Each record is to be printed again precisely as it reads.
-*-*-
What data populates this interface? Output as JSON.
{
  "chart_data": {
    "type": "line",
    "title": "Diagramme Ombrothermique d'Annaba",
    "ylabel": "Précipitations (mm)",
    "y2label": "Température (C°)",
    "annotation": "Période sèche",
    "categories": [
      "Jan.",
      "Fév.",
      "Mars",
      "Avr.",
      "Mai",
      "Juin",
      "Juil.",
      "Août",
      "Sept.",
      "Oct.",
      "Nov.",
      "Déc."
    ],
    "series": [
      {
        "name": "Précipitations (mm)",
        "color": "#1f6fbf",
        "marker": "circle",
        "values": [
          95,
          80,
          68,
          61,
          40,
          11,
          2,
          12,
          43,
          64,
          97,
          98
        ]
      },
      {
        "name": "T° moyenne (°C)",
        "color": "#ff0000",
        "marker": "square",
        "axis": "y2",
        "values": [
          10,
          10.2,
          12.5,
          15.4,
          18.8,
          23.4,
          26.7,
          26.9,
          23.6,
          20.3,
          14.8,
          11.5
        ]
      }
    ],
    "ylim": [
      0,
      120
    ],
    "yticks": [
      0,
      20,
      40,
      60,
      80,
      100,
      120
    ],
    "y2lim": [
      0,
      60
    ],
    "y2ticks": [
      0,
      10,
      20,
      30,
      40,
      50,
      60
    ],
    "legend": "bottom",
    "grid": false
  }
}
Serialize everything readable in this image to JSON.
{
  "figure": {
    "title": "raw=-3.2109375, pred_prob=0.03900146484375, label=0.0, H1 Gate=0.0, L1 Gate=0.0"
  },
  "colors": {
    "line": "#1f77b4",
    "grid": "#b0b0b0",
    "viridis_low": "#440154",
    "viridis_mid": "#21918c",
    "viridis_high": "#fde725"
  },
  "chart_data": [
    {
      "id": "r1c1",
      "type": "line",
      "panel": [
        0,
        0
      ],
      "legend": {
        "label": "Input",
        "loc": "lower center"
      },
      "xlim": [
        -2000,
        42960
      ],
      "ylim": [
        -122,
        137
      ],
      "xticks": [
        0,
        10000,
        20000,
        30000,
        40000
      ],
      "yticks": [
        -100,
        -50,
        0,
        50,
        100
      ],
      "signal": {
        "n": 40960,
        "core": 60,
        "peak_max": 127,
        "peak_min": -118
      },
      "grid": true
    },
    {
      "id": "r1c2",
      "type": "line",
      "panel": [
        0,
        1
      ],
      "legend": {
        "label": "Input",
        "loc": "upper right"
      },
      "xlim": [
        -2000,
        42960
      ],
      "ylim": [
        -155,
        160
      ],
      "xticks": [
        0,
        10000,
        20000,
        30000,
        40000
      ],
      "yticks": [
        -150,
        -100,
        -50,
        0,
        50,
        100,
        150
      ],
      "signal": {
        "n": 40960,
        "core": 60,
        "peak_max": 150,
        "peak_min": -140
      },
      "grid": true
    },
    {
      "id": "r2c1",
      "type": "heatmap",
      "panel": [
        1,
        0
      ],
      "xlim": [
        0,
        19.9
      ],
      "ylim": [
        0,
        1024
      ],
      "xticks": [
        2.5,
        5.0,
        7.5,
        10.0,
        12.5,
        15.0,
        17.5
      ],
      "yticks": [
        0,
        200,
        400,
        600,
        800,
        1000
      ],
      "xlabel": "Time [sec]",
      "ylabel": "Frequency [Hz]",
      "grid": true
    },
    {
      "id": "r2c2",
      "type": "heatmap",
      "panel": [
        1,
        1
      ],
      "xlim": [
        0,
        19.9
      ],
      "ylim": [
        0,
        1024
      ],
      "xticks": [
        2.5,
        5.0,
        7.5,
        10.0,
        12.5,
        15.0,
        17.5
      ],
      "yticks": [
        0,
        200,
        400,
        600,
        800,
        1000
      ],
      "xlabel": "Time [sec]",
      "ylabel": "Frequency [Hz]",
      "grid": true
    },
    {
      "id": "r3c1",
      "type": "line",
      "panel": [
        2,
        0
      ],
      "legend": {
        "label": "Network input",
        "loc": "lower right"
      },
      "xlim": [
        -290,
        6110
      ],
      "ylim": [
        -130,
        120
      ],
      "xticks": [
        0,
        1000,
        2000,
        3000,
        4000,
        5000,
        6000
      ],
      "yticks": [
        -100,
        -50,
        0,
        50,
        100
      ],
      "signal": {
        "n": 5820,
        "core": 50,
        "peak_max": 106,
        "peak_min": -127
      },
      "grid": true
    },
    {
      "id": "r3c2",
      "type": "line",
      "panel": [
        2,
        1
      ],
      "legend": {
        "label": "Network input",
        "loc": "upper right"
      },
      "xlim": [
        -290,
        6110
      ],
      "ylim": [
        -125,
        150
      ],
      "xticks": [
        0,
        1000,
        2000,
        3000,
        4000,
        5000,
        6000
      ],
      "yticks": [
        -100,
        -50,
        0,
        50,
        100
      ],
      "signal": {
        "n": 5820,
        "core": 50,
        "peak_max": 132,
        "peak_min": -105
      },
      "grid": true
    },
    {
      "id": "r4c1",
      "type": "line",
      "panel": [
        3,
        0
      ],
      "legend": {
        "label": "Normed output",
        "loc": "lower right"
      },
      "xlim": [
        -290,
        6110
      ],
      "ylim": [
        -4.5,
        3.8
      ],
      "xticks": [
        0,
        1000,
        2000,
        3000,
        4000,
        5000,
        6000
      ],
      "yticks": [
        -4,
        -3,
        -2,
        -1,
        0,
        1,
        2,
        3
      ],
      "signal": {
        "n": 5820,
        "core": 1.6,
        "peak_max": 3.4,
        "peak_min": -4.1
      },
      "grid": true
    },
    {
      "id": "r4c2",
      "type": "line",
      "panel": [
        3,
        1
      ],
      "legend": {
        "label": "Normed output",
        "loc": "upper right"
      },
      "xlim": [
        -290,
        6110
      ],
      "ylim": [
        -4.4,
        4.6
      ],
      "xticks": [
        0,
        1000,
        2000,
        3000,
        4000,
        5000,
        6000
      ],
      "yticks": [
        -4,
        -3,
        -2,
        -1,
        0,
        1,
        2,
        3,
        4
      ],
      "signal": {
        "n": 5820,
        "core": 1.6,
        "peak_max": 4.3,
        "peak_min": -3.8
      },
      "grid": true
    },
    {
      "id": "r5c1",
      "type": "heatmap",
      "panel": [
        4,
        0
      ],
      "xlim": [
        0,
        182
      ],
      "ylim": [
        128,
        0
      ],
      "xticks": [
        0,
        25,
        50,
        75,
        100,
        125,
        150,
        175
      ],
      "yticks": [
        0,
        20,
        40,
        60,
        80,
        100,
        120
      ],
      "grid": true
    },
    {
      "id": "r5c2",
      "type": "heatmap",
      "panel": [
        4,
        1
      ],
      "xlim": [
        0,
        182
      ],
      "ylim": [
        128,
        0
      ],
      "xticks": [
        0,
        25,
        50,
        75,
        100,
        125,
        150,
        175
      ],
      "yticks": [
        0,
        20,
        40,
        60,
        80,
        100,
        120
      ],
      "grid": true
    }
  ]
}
-*-*-
• EXERCISE SOLUTION:
What data populates this interface? Output as JSON.
{
  "chart_data": {
    "type": "line",
    "title": "Diagramme Ombrothermique d'Annaba",
    "ylabel": "Précipitations (mm)",
    "y2label": "Température (C°)",
    "annotation": "Période sèche",
    "categories": [
      "Jan.",
      "Fév.",
      "Mars",
      "Avr.",
      "Mai",
      "Juin",
      "Juil.",
      "Août",
      "Sept.",
      "Oct.",
      "Nov.",
      "Déc."
    ],
    "series": [
      {
        "name": "Précipitations (mm)",
        "color": "#1f6fbf",
        "marker": "circle",
        "values": [
          95,
          80,
          68,
          61,
          40,
          11,
          2,
          12,
          43,
          64,
          97,
          98
        ]
      },
      {
        "name": "T° moyenne (°C)",
        "color": "#ff0000",
        "marker": "square",
        "axis": "y2",
        "values": [
          10,
          10.2,
          12.5,
          15.4,
          18.8,
          23.4,
          26.7,
          26.9,
          23.6,
          20.3,
          14.8,
          11.5
        ]
      }
    ],
    "ylim": [
      0,
      120
    ],
    "yticks": [
      0,
      20,
      40,
      60,
      80,
      100,
      120
    ],
    "y2lim": [
      0,
      60
    ],
    "y2ticks": [
      0,
      10,
      20,
      30,
      40,
      50,
      60
    ],
    "legend": "bottom",
    "grid": false
  }
}
Serialize everything readable in this image to JSON.
{
  "figure": {
    "title": "raw=-3.2109375, pred_prob=0.03900146484375, label=0.0, H1 Gate=0.0, L1 Gate=0.0"
  },
  "colors": {
    "line": "#1f77b4",
    "grid": "#b0b0b0",
    "viridis_low": "#440154",
    "viridis_mid": "#21918c",
    "viridis_high": "#fde725"
  },
  "chart_data": [
    {
      "id": "r1c1",
      "type": "line",
      "panel": [
        0,
        0
      ],
      "legend": {
        "label": "Input",
        "loc": "lower center"
      },
      "xlim": [
        -2000,
        42960
      ],
      "ylim": [
        -122,
        137
      ],
      "xticks": [
        0,
        10000,
        20000,
        30000,
        40000
      ],
      "yticks": [
        -100,
        -50,
        0,
        50,
        100
      ],
      "signal": {
        "n": 40960,
        "core": 60,
        "peak_max": 127,
        "peak_min": -118
      },
      "grid": true
    },
    {
      "id": "r1c2",
      "type": "line",
      "panel": [
        0,
        1
      ],
      "legend": {
        "label": "Input",
        "loc": "upper right"
      },
      "xlim": [
        -2000,
        42960
      ],
      "ylim": [
        -155,
        160
      ],
      "xticks": [
        0,
        10000,
        20000,
        30000,
        40000
      ],
      "yticks": [
        -150,
        -100,
        -50,
        0,
        50,
        100,
        150
      ],
      "signal": {
        "n": 40960,
        "core": 60,
        "peak_max": 150,
        "peak_min": -140
      },
      "grid": true
    },
    {
      "id": "r2c1",
      "type": "heatmap",
      "panel": [
        1,
        0
      ],
      "xlim": [
        0,
        19.9
      ],
      "ylim": [
        0,
        1024
      ],
      "xticks": [
        2.5,
        5.0,
        7.5,
        10.0,
        12.5,
        15.0,
        17.5
      ],
      "yticks": [
        0,
        200,
        400,
        600,
        800,
        1000
      ],
      "xlabel": "Time [sec]",
      "ylabel": "Frequency [Hz]",
      "grid": true
    },
    {
      "id": "r2c2",
      "type": "heatmap",
      "panel": [
        1,
        1
      ],
      "xlim": [
        0,
        19.9
      ],
      "ylim": [
        0,
        1024
      ],
      "xticks": [
        2.5,
        5.0,
        7.5,
        10.0,
        12.5,
        15.0,
        17.5
      ],
      "yticks": [
        0,
        200,
        400,
        600,
        800,
        1000
      ],
      "xlabel": "Time [sec]",
      "ylabel": "Frequency [Hz]",
      "grid": true
    },
    {
      "id": "r3c1",
      "type": "line",
      "panel": [
        2,
        0
      ],
      "legend": {
        "label": "Network input",
        "loc": "lower right"
      },
      "xlim": [
        -290,
        6110
      ],
      "ylim": [
        -130,
        120
      ],
      "xticks": [
        0,
        1000,
        2000,
        3000,
        4000,
        5000,
        6000
      ],
      "yticks": [
        -100,
        -50,
        0,
        50,
        100
      ],
      "signal": {
        "n": 5820,
        "core": 50,
        "peak_max": 106,
        "peak_min": -127
      },
      "grid": true
    },
    {
      "id": "r3c2",
      "type": "line",
      "panel": [
        2,
        1
      ],
      "legend": {
        "label": "Network input",
        "loc": "upper right"
      },
      "xlim": [
        -290,
        6110
      ],
      "ylim": [
        -125,
        150
      ],
      "xticks": [
        0,
        1000,
        2000,
        3000,
        4000,
        5000,
        6000
      ],
      "yticks": [
        -100,
        -50,
        0,
        50,
        100
      ],
      "signal": {
        "n": 5820,
        "core": 50,
        "peak_max": 132,
        "peak_min": -105
      },
      "grid": true
    },
    {
      "id": "r4c1",
      "type": "line",
      "panel": [
        3,
        0
      ],
      "legend": {
        "label": "Normed output",
        "loc": "lower right"
      },
      "xlim": [
        -290,
        6110
      ],
      "ylim": [
        -4.5,
        3.8
      ],
      "xticks": [
        0,
        1000,
        2000,
        3000,
        4000,
        5000,
        6000
      ],
      "yticks": [
        -4,
        -3,
        -2,
        -1,
        0,
        1,
        2,
        3
      ],
      "signal": {
        "n": 5820,
        "core": 1.6,
        "peak_max": 3.4,
        "peak_min": -4.1
      },
      "grid": true
    },
    {
      "id": "r4c2",
      "type": "line",
      "panel": [
        3,
        1
      ],
      "legend": {
        "label": "Normed output",
        "loc": "upper right"
      },
      "xlim": [
        -290,
        6110
      ],
      "ylim": [
        -4.4,
        4.6
      ],
      "xticks": [
        0,
        1000,
        2000,
        3000,
        4000,
        5000,
        6000
      ],
      "yticks": [
        -4,
        -3,
        -2,
        -1,
        0,
        1,
        2,
        3,
        4
      ],
      "signal": {
        "n": 5820,
        "core": 1.6,
        "peak_max": 4.3,
        "peak_min": -3.8
      },
      "grid": true
    },
    {
      "id": "r5c1",
      "type": "heatmap",
      "panel": [
        4,
        0
      ],
      "xlim": [
        0,
        182
      ],
      "ylim": [
        128,
        0
      ],
      "xticks": [
        0,
        25,
        50,
        75,
        100,
        125,
        150,
        175
      ],
      "yticks": [
        0,
        20,
        40,
        60,
        80,
        100,
        120
      ],
      "grid": true
    },
    {
      "id": "r5c2",
      "type": "heatmap",
      "panel": [
        4,
        1
      ],
      "xlim": [
        0,
        182
      ],
      "ylim": [
        128,
        0
      ],
      "xticks": [
        0,
        25,
        50,
        75,
        100,
        125,
        150,
        175
      ],
      "yticks": [
        0,
        20,
        40,
        60,
        80,
        100,
        120
      ],
      "grid": true
    }
  ]
}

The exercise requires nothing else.